> Extracted data entries:
***
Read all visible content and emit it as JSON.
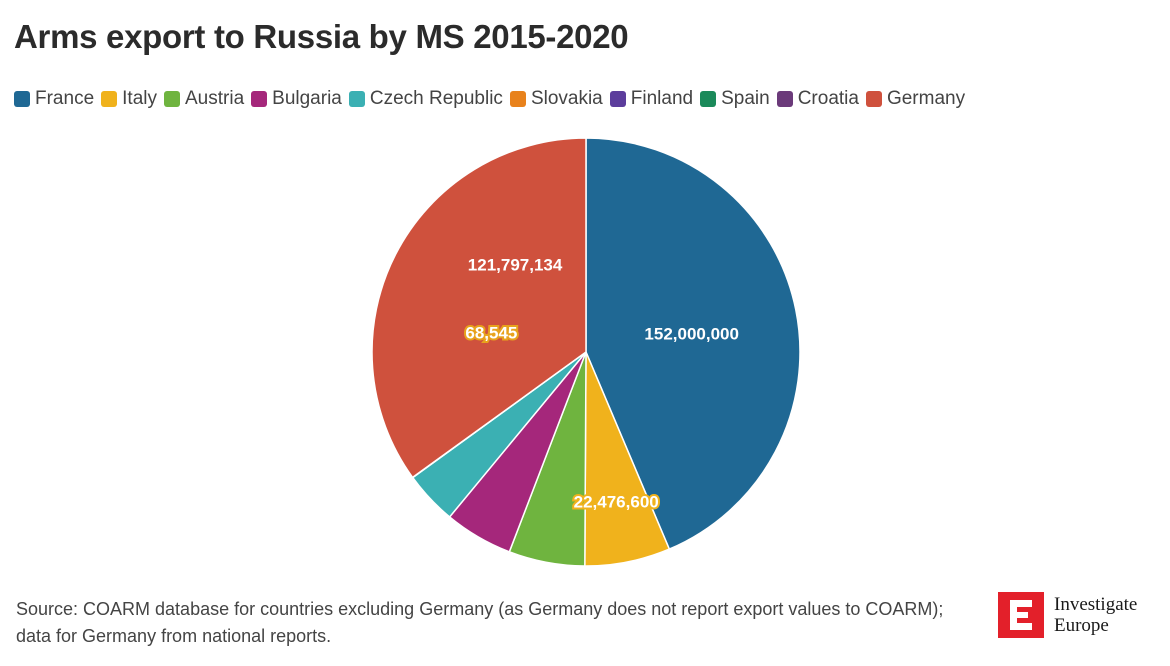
{
  "title": "Arms export to Russia by MS 2015-2020",
  "source": "Source: COARM database for countries excluding Germany (as Germany does not report export values to COARM); data for Germany from national reports.",
  "logo": {
    "line1": "Investigate",
    "line2": "Europe",
    "mark": "E"
  },
  "chart_data": {
    "type": "pie",
    "title": "Arms export to Russia by MS 2015-2020",
    "legend_position": "top",
    "slices": [
      {
        "name": "France",
        "value": 152000000,
        "label": "152,000,000",
        "color": "#1f6894"
      },
      {
        "name": "Italy",
        "value": 22476600,
        "label": "22,476,600",
        "color": "#f0b21c"
      },
      {
        "name": "Austria",
        "value": 20000000,
        "label": "",
        "color": "#6fb43f"
      },
      {
        "name": "Bulgaria",
        "value": 18000000,
        "label": "",
        "color": "#a5277b"
      },
      {
        "name": "Czech Republic",
        "value": 14000000,
        "label": "",
        "color": "#3bb0b3"
      },
      {
        "name": "Slovakia",
        "value": 68545,
        "label": "68,545",
        "color": "#e8821c"
      },
      {
        "name": "Finland",
        "value": 0,
        "label": "",
        "color": "#5c3d9c"
      },
      {
        "name": "Spain",
        "value": 0,
        "label": "",
        "color": "#1b8a5a"
      },
      {
        "name": "Croatia",
        "value": 0,
        "label": "",
        "color": "#6b3a7a"
      },
      {
        "name": "Germany",
        "value": 121797134,
        "label": "121,797,134",
        "color": "#cf513d"
      }
    ]
  }
}
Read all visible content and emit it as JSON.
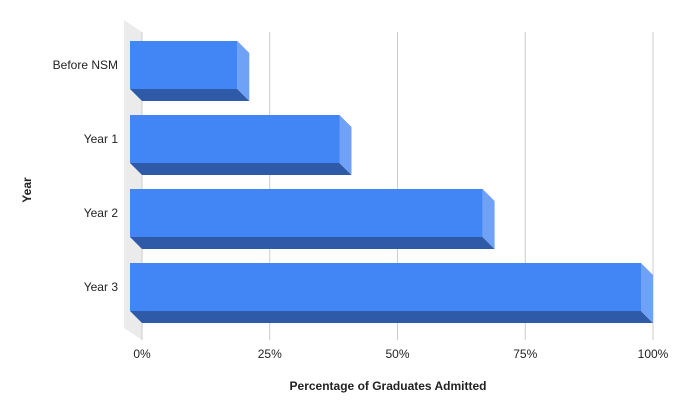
{
  "chart_data": {
    "type": "bar3d",
    "orientation": "horizontal",
    "categories": [
      "Before NSM",
      "Year 1",
      "Year 2",
      "Year 3"
    ],
    "values": [
      21,
      41,
      69,
      100
    ],
    "color": "#4285f4",
    "xlim": [
      0,
      100
    ],
    "xticks": [
      {
        "value": 0,
        "label": "0%"
      },
      {
        "value": 25,
        "label": "25%"
      },
      {
        "value": 50,
        "label": "50%"
      },
      {
        "value": 75,
        "label": "75%"
      },
      {
        "value": 100,
        "label": "100%"
      }
    ],
    "x_label": "Percentage of Graduates Admitted",
    "y_label": "Year",
    "grid": true
  }
}
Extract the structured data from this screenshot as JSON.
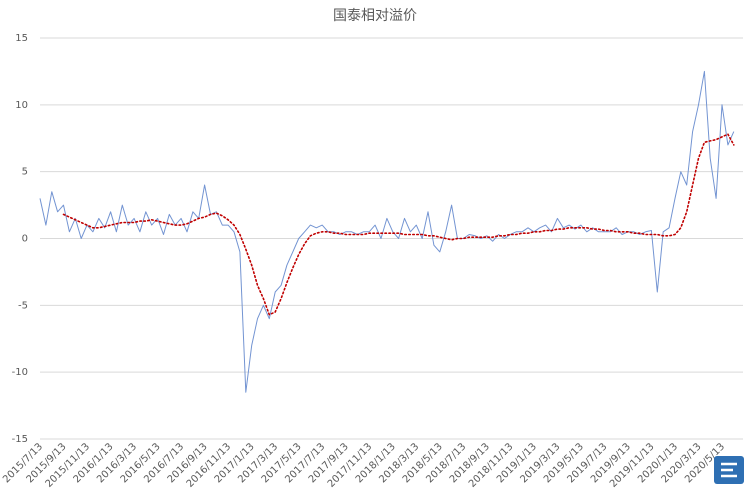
{
  "chart_data": {
    "type": "line",
    "title": "国泰相对溢价",
    "categories": [
      "2015/7/13",
      null,
      null,
      null,
      "2015/9/13",
      null,
      null,
      null,
      "2015/11/13",
      null,
      null,
      null,
      "2016/1/13",
      null,
      null,
      null,
      "2016/3/13",
      null,
      null,
      null,
      "2016/5/13",
      null,
      null,
      null,
      "2016/7/13",
      null,
      null,
      null,
      "2016/9/13",
      null,
      null,
      null,
      "2016/11/13",
      null,
      null,
      null,
      "2017/1/13",
      null,
      null,
      null,
      "2017/3/13",
      null,
      null,
      null,
      "2017/5/13",
      null,
      null,
      null,
      "2017/7/13",
      null,
      null,
      null,
      "2017/9/13",
      null,
      null,
      null,
      "2017/11/13",
      null,
      null,
      null,
      "2018/1/13",
      null,
      null,
      null,
      "2018/3/13",
      null,
      null,
      null,
      "2018/5/13",
      null,
      null,
      null,
      "2018/7/13",
      null,
      null,
      null,
      "2018/9/13",
      null,
      null,
      null,
      "2018/11/13",
      null,
      null,
      null,
      "2019/1/13",
      null,
      null,
      null,
      "2019/3/13",
      null,
      null,
      null,
      "2019/5/13",
      null,
      null,
      null,
      "2019/7/13",
      null,
      null,
      null,
      "2019/9/13",
      null,
      null,
      null,
      "2019/11/13",
      null,
      null,
      null,
      "2020/1/13",
      null,
      null,
      null,
      "2020/3/13",
      null,
      null,
      null,
      "2020/5/13",
      null,
      null
    ],
    "series": [
      {
        "color": "#7394d2",
        "style": "solid",
        "values": [
          3,
          1,
          3.5,
          2,
          2.5,
          0.5,
          1.5,
          0,
          1,
          0.5,
          1.5,
          0.8,
          2,
          0.5,
          2.5,
          1,
          1.5,
          0.5,
          2,
          1,
          1.5,
          0.3,
          1.8,
          1,
          1.5,
          0.5,
          2,
          1.5,
          4,
          1.8,
          2,
          1,
          1,
          0.5,
          -1,
          -11.5,
          -8,
          -6,
          -5,
          -6,
          -4,
          -3.5,
          -2,
          -1,
          0,
          0.5,
          1,
          0.8,
          1,
          0.5,
          0.5,
          0.3,
          0.5,
          0.5,
          0.3,
          0.5,
          0.5,
          1,
          0,
          1.5,
          0.5,
          0,
          1.5,
          0.5,
          1,
          0,
          2,
          -0.5,
          -1,
          0.5,
          2.5,
          0,
          0,
          0.3,
          0.2,
          0,
          0.2,
          -0.2,
          0.3,
          0,
          0.3,
          0.5,
          0.5,
          0.8,
          0.5,
          0.8,
          1,
          0.5,
          1.5,
          0.8,
          1,
          0.7,
          1,
          0.5,
          0.8,
          0.5,
          0.5,
          0.5,
          0.8,
          0.3,
          0.5,
          0.5,
          0.3,
          0.5,
          0.6,
          -4,
          0.5,
          0.8,
          3,
          5,
          4,
          8,
          10,
          12.5,
          6,
          3,
          10,
          7,
          8
        ]
      },
      {
        "color": "#c00000",
        "style": "dotted",
        "values": [
          null,
          null,
          null,
          null,
          1.8,
          1.6,
          1.4,
          1.2,
          1.0,
          0.8,
          0.8,
          0.9,
          1.0,
          1.1,
          1.2,
          1.2,
          1.2,
          1.3,
          1.3,
          1.4,
          1.3,
          1.2,
          1.1,
          1.0,
          1.0,
          1.1,
          1.3,
          1.5,
          1.6,
          1.8,
          1.9,
          1.7,
          1.4,
          1.0,
          0.3,
          -0.8,
          -2,
          -3.5,
          -4.5,
          -5.7,
          -5.5,
          -4.5,
          -3.3,
          -2.2,
          -1.2,
          -0.4,
          0.2,
          0.4,
          0.5,
          0.5,
          0.4,
          0.4,
          0.3,
          0.3,
          0.3,
          0.3,
          0.4,
          0.4,
          0.4,
          0.4,
          0.4,
          0.4,
          0.3,
          0.3,
          0.3,
          0.3,
          0.2,
          0.2,
          0.1,
          0,
          -0.1,
          0,
          0,
          0.1,
          0.1,
          0.1,
          0.1,
          0.1,
          0.2,
          0.2,
          0.3,
          0.3,
          0.4,
          0.4,
          0.5,
          0.5,
          0.6,
          0.6,
          0.7,
          0.7,
          0.8,
          0.8,
          0.8,
          0.8,
          0.7,
          0.7,
          0.6,
          0.6,
          0.5,
          0.5,
          0.5,
          0.4,
          0.4,
          0.3,
          0.3,
          0.3,
          0.2,
          0.2,
          0.3,
          0.8,
          2,
          4,
          6,
          7.2,
          7.3,
          7.4,
          7.6,
          7.8,
          7.0
        ]
      }
    ],
    "ylim": [
      -15,
      15
    ],
    "yticks": [
      -15,
      -10,
      -5,
      0,
      5,
      10,
      15
    ],
    "grid": true
  }
}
***
> Exercise objective: Restate the data above exactly, stripping out each image.

> Response to this exercise:
Read all visible content and emit it as JSON.
{
  "title": "Arms export to Russia by MS 2015-2020",
  "source": "Source: COARM database for countries excluding Germany (as Germany does not report export values to COARM); data for Germany from national reports.",
  "logo": {
    "line1": "Investigate",
    "line2": "Europe",
    "mark": "E"
  },
  "chart_data": {
    "type": "pie",
    "title": "Arms export to Russia by MS 2015-2020",
    "legend_position": "top",
    "slices": [
      {
        "name": "France",
        "value": 152000000,
        "label": "152,000,000",
        "color": "#1f6894"
      },
      {
        "name": "Italy",
        "value": 22476600,
        "label": "22,476,600",
        "color": "#f0b21c"
      },
      {
        "name": "Austria",
        "value": 20000000,
        "label": "",
        "color": "#6fb43f"
      },
      {
        "name": "Bulgaria",
        "value": 18000000,
        "label": "",
        "color": "#a5277b"
      },
      {
        "name": "Czech Republic",
        "value": 14000000,
        "label": "",
        "color": "#3bb0b3"
      },
      {
        "name": "Slovakia",
        "value": 68545,
        "label": "68,545",
        "color": "#e8821c"
      },
      {
        "name": "Finland",
        "value": 0,
        "label": "",
        "color": "#5c3d9c"
      },
      {
        "name": "Spain",
        "value": 0,
        "label": "",
        "color": "#1b8a5a"
      },
      {
        "name": "Croatia",
        "value": 0,
        "label": "",
        "color": "#6b3a7a"
      },
      {
        "name": "Germany",
        "value": 121797134,
        "label": "121,797,134",
        "color": "#cf513d"
      }
    ]
  }
}
Read all visible content and emit it as JSON.
{
  "chart_data": {
    "type": "bar3d",
    "orientation": "horizontal",
    "categories": [
      "Before NSM",
      "Year 1",
      "Year 2",
      "Year 3"
    ],
    "values": [
      21,
      41,
      69,
      100
    ],
    "color": "#4285f4",
    "xlim": [
      0,
      100
    ],
    "xticks": [
      {
        "value": 0,
        "label": "0%"
      },
      {
        "value": 25,
        "label": "25%"
      },
      {
        "value": 50,
        "label": "50%"
      },
      {
        "value": 75,
        "label": "75%"
      },
      {
        "value": 100,
        "label": "100%"
      }
    ],
    "x_label": "Percentage of Graduates Admitted",
    "y_label": "Year",
    "grid": true
  }
}
Extract the structured data from this screenshot as JSON.
{
  "chart_data": {
    "type": "line",
    "title": "国泰相对溢价",
    "categories": [
      "2015/7/13",
      null,
      null,
      null,
      "2015/9/13",
      null,
      null,
      null,
      "2015/11/13",
      null,
      null,
      null,
      "2016/1/13",
      null,
      null,
      null,
      "2016/3/13",
      null,
      null,
      null,
      "2016/5/13",
      null,
      null,
      null,
      "2016/7/13",
      null,
      null,
      null,
      "2016/9/13",
      null,
      null,
      null,
      "2016/11/13",
      null,
      null,
      null,
      "2017/1/13",
      null,
      null,
      null,
      "2017/3/13",
      null,
      null,
      null,
      "2017/5/13",
      null,
      null,
      null,
      "2017/7/13",
      null,
      null,
      null,
      "2017/9/13",
      null,
      null,
      null,
      "2017/11/13",
      null,
      null,
      null,
      "2018/1/13",
      null,
      null,
      null,
      "2018/3/13",
      null,
      null,
      null,
      "2018/5/13",
      null,
      null,
      null,
      "2018/7/13",
      null,
      null,
      null,
      "2018/9/13",
      null,
      null,
      null,
      "2018/11/13",
      null,
      null,
      null,
      "2019/1/13",
      null,
      null,
      null,
      "2019/3/13",
      null,
      null,
      null,
      "2019/5/13",
      null,
      null,
      null,
      "2019/7/13",
      null,
      null,
      null,
      "2019/9/13",
      null,
      null,
      null,
      "2019/11/13",
      null,
      null,
      null,
      "2020/1/13",
      null,
      null,
      null,
      "2020/3/13",
      null,
      null,
      null,
      "2020/5/13",
      null,
      null
    ],
    "series": [
      {
        "color": "#7394d2",
        "style": "solid",
        "values": [
          3,
          1,
          3.5,
          2,
          2.5,
          0.5,
          1.5,
          0,
          1,
          0.5,
          1.5,
          0.8,
          2,
          0.5,
          2.5,
          1,
          1.5,
          0.5,
          2,
          1,
          1.5,
          0.3,
          1.8,
          1,
          1.5,
          0.5,
          2,
          1.5,
          4,
          1.8,
          2,
          1,
          1,
          0.5,
          -1,
          -11.5,
          -8,
          -6,
          -5,
          -6,
          -4,
          -3.5,
          -2,
          -1,
          0,
          0.5,
          1,
          0.8,
          1,
          0.5,
          0.5,
          0.3,
          0.5,
          0.5,
          0.3,
          0.5,
          0.5,
          1,
          0,
          1.5,
          0.5,
          0,
          1.5,
          0.5,
          1,
          0,
          2,
          -0.5,
          -1,
          0.5,
          2.5,
          0,
          0,
          0.3,
          0.2,
          0,
          0.2,
          -0.2,
          0.3,
          0,
          0.3,
          0.5,
          0.5,
          0.8,
          0.5,
          0.8,
          1,
          0.5,
          1.5,
          0.8,
          1,
          0.7,
          1,
          0.5,
          0.8,
          0.5,
          0.5,
          0.5,
          0.8,
          0.3,
          0.5,
          0.5,
          0.3,
          0.5,
          0.6,
          -4,
          0.5,
          0.8,
          3,
          5,
          4,
          8,
          10,
          12.5,
          6,
          3,
          10,
          7,
          8
        ]
      },
      {
        "color": "#c00000",
        "style": "dotted",
        "values": [
          null,
          null,
          null,
          null,
          1.8,
          1.6,
          1.4,
          1.2,
          1.0,
          0.8,
          0.8,
          0.9,
          1.0,
          1.1,
          1.2,
          1.2,
          1.2,
          1.3,
          1.3,
          1.4,
          1.3,
          1.2,
          1.1,
          1.0,
          1.0,
          1.1,
          1.3,
          1.5,
          1.6,
          1.8,
          1.9,
          1.7,
          1.4,
          1.0,
          0.3,
          -0.8,
          -2,
          -3.5,
          -4.5,
          -5.7,
          -5.5,
          -4.5,
          -3.3,
          -2.2,
          -1.2,
          -0.4,
          0.2,
          0.4,
          0.5,
          0.5,
          0.4,
          0.4,
          0.3,
          0.3,
          0.3,
          0.3,
          0.4,
          0.4,
          0.4,
          0.4,
          0.4,
          0.4,
          0.3,
          0.3,
          0.3,
          0.3,
          0.2,
          0.2,
          0.1,
          0,
          -0.1,
          0,
          0,
          0.1,
          0.1,
          0.1,
          0.1,
          0.1,
          0.2,
          0.2,
          0.3,
          0.3,
          0.4,
          0.4,
          0.5,
          0.5,
          0.6,
          0.6,
          0.7,
          0.7,
          0.8,
          0.8,
          0.8,
          0.8,
          0.7,
          0.7,
          0.6,
          0.6,
          0.5,
          0.5,
          0.5,
          0.4,
          0.4,
          0.3,
          0.3,
          0.3,
          0.2,
          0.2,
          0.3,
          0.8,
          2,
          4,
          6,
          7.2,
          7.3,
          7.4,
          7.6,
          7.8,
          7.0
        ]
      }
    ],
    "ylim": [
      -15,
      15
    ],
    "yticks": [
      -15,
      -10,
      -5,
      0,
      5,
      10,
      15
    ],
    "grid": true
  }
}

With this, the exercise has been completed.